======== SUPPLIED MATERIAL

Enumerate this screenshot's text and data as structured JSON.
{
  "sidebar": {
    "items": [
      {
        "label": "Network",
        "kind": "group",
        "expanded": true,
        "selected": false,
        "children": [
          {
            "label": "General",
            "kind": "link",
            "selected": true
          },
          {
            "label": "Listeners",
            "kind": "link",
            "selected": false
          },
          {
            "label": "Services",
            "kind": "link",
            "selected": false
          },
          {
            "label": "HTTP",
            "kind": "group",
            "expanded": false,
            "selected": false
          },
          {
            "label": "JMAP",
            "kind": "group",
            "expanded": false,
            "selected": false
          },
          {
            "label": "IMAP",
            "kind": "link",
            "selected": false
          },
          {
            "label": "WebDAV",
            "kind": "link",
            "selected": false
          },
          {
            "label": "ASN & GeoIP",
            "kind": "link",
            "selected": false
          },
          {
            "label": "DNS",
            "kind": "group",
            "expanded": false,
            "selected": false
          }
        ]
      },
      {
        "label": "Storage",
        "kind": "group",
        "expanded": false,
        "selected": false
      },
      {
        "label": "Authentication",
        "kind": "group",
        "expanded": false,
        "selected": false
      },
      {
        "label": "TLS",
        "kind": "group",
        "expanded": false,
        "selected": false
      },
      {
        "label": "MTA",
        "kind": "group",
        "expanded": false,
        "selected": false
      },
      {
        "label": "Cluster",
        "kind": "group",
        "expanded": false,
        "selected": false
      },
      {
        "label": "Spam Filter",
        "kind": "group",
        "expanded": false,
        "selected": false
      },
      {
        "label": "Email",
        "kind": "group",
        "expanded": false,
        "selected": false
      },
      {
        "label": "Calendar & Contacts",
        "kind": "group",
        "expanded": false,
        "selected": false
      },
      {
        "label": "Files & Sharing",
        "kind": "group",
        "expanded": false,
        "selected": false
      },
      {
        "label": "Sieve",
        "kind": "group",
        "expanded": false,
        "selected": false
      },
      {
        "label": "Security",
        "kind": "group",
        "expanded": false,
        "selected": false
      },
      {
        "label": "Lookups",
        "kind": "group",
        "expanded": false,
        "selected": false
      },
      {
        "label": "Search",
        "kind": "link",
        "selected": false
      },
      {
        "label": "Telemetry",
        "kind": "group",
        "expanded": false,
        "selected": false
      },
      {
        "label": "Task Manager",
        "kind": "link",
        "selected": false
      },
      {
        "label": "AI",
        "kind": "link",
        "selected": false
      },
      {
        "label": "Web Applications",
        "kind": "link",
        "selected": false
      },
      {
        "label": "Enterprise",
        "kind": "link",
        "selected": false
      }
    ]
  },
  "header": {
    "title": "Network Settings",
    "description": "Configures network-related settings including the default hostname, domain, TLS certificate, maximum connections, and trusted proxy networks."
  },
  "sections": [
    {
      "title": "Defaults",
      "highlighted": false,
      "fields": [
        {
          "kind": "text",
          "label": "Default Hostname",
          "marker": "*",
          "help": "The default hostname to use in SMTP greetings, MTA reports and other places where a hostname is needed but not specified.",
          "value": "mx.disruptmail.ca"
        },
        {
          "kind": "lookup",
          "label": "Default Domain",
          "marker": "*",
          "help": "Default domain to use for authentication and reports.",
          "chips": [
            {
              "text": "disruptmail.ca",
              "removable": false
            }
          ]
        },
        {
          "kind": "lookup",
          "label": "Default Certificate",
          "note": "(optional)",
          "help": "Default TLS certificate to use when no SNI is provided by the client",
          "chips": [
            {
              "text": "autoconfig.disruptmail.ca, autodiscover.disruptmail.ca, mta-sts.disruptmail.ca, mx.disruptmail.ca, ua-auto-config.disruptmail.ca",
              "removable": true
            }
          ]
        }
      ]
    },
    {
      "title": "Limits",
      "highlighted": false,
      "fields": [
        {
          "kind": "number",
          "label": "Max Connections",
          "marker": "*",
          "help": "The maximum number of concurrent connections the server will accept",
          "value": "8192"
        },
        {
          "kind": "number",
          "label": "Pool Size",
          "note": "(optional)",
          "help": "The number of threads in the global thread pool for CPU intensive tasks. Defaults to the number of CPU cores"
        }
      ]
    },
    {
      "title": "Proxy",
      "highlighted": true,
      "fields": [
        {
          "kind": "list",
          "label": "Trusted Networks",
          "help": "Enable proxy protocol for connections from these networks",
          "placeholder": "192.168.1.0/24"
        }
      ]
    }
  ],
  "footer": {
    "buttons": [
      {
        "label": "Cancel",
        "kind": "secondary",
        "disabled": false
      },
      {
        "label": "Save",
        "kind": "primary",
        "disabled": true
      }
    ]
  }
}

================

■ **EXERCISE**
Above are lines of data; state how many of them contain the word "number", with no other output.

■ **THE REPLY**
4